## PROBLEM DESCRIPTION
List the lines of this listing that hold the word "Around".

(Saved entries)
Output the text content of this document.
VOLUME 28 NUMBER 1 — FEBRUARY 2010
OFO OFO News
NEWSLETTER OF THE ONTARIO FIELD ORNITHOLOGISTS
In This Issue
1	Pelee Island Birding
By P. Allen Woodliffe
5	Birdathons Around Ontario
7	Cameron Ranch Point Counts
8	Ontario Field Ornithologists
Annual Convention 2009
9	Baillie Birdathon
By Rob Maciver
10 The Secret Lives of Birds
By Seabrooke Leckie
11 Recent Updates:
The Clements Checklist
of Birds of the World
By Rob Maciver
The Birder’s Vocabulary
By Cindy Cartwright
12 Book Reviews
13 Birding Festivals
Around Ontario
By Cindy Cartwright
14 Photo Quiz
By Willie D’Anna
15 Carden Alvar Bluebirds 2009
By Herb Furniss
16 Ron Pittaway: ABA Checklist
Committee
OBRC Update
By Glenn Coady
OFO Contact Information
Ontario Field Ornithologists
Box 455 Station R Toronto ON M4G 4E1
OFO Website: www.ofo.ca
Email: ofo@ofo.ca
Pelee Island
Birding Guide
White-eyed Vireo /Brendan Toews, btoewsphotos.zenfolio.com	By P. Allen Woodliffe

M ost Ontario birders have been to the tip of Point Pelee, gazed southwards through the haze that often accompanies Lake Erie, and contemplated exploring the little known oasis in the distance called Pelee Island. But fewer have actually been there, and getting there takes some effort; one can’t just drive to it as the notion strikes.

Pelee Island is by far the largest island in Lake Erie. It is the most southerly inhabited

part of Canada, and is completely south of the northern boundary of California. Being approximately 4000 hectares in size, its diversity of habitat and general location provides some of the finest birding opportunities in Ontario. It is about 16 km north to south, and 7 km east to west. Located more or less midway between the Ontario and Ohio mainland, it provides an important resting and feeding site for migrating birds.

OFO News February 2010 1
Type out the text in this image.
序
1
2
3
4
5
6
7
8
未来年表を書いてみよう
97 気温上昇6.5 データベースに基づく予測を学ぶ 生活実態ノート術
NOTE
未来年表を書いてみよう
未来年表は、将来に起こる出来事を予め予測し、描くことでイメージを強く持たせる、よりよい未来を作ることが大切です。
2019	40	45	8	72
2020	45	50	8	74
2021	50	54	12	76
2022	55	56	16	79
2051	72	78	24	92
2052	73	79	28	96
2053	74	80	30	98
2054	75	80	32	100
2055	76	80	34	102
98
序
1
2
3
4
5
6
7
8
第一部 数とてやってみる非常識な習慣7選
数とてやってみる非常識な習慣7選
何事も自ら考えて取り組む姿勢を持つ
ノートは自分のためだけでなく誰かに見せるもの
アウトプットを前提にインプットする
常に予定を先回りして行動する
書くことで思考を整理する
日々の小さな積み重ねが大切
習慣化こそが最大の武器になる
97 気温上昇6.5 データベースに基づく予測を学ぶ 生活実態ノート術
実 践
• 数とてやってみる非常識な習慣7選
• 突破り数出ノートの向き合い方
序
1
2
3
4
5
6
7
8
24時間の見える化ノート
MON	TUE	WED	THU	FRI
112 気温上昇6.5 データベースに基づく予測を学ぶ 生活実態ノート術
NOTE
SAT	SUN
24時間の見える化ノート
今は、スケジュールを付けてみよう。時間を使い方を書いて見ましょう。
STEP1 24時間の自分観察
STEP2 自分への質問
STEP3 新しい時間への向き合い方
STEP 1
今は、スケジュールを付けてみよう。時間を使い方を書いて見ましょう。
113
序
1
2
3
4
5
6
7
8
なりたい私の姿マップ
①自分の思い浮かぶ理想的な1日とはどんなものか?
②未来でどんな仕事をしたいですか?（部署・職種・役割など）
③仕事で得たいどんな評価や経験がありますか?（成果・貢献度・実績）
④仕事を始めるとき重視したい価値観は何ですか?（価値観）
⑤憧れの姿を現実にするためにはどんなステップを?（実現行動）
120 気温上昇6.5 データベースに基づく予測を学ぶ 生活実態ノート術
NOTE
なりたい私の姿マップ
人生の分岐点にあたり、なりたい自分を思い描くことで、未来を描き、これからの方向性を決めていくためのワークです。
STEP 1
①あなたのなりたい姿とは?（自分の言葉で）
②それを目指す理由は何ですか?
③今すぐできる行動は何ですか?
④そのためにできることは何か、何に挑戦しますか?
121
* * *
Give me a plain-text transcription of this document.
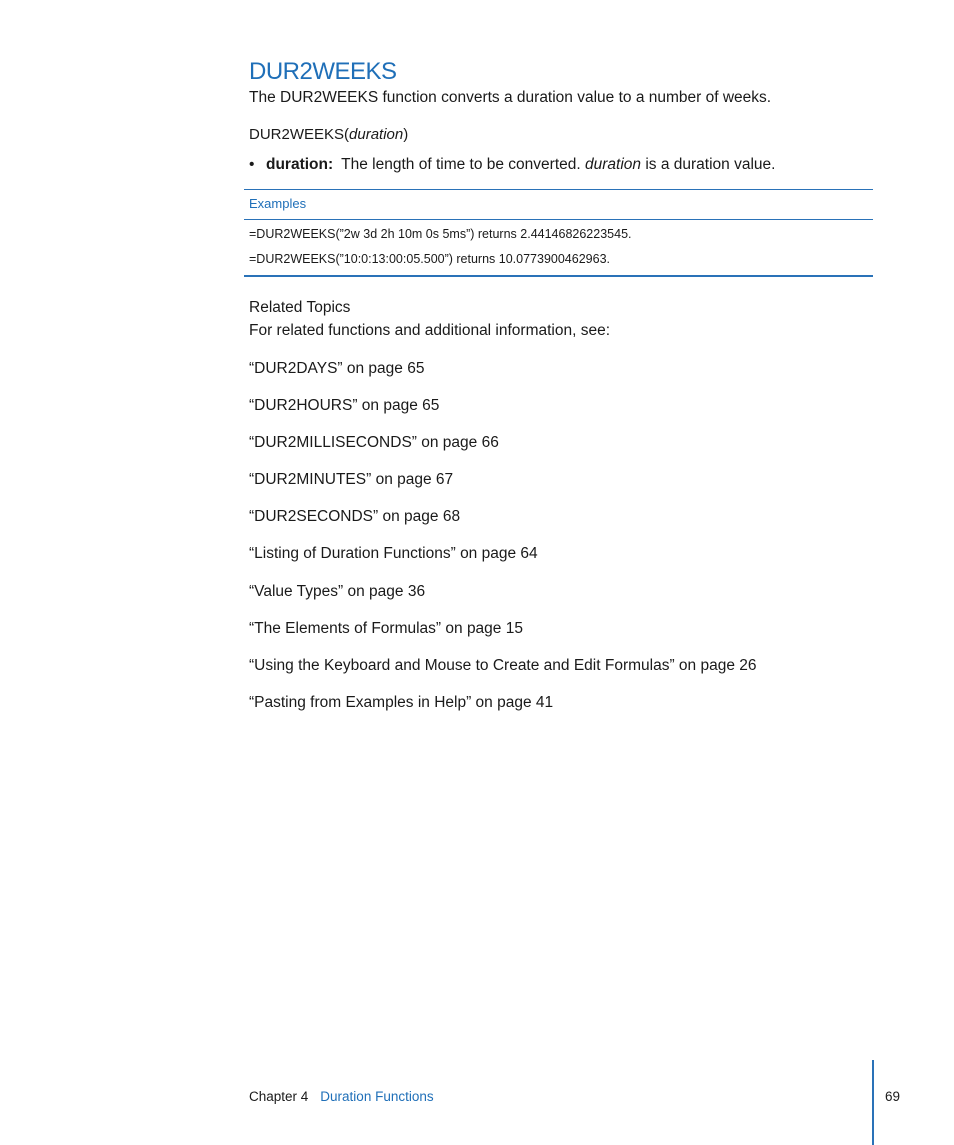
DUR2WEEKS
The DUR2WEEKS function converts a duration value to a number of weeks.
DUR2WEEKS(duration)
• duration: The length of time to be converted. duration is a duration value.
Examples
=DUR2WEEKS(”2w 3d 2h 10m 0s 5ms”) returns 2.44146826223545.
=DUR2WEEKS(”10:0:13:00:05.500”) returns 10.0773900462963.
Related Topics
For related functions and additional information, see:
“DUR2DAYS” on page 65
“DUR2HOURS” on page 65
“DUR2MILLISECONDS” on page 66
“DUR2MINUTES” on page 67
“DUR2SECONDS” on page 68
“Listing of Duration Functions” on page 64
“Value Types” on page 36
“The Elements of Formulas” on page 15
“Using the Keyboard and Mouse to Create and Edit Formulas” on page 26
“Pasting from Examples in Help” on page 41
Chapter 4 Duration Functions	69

## THE REPLY
5	Birdathons Around Ontario
Around Ontario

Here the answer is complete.